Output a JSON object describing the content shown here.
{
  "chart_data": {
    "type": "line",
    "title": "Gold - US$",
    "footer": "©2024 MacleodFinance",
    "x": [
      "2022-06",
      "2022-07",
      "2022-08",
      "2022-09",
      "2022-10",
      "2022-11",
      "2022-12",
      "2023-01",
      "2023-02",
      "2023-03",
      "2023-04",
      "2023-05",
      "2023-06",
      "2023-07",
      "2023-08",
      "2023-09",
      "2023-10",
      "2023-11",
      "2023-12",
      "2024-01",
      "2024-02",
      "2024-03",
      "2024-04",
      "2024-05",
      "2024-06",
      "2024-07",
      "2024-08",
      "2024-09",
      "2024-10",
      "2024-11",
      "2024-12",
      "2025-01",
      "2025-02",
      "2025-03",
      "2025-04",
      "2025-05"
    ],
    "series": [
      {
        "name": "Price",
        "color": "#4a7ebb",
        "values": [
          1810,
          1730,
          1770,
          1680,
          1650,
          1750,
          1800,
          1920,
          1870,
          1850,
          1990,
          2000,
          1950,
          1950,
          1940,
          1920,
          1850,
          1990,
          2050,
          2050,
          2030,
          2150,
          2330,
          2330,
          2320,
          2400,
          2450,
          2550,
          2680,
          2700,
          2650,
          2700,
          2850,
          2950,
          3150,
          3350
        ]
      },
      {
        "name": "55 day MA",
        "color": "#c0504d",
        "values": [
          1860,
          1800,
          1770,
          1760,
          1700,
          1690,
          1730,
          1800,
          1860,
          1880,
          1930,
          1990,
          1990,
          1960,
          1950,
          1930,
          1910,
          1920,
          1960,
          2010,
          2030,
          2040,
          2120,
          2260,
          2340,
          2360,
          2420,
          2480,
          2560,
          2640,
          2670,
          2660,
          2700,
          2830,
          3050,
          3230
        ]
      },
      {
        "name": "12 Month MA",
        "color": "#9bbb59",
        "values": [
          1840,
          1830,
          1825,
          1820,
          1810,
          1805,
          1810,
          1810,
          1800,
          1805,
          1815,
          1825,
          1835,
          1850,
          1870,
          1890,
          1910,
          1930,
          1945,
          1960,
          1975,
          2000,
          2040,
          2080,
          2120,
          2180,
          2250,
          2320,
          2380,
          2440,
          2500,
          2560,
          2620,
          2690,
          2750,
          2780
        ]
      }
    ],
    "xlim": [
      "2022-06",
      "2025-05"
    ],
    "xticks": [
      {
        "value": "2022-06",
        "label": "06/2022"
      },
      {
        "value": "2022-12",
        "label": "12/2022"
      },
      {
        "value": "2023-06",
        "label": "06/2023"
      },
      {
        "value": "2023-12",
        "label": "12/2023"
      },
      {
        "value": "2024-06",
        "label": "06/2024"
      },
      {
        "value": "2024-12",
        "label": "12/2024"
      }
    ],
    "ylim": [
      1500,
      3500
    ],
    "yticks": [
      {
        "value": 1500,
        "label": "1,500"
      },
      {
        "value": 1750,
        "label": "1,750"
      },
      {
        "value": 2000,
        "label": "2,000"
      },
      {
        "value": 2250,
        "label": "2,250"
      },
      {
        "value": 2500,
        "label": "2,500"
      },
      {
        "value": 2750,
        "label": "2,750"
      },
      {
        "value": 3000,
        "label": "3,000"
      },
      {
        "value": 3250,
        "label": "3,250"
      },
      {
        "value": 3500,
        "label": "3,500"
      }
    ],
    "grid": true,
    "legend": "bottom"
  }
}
####
INSTRUCTION: Show all lines in the entries above where the string "color" appears.

EXERCISE ANSWER:
        "color": "#4a7ebb",
        "color": "#c0504d",
        "color": "#9bbb59",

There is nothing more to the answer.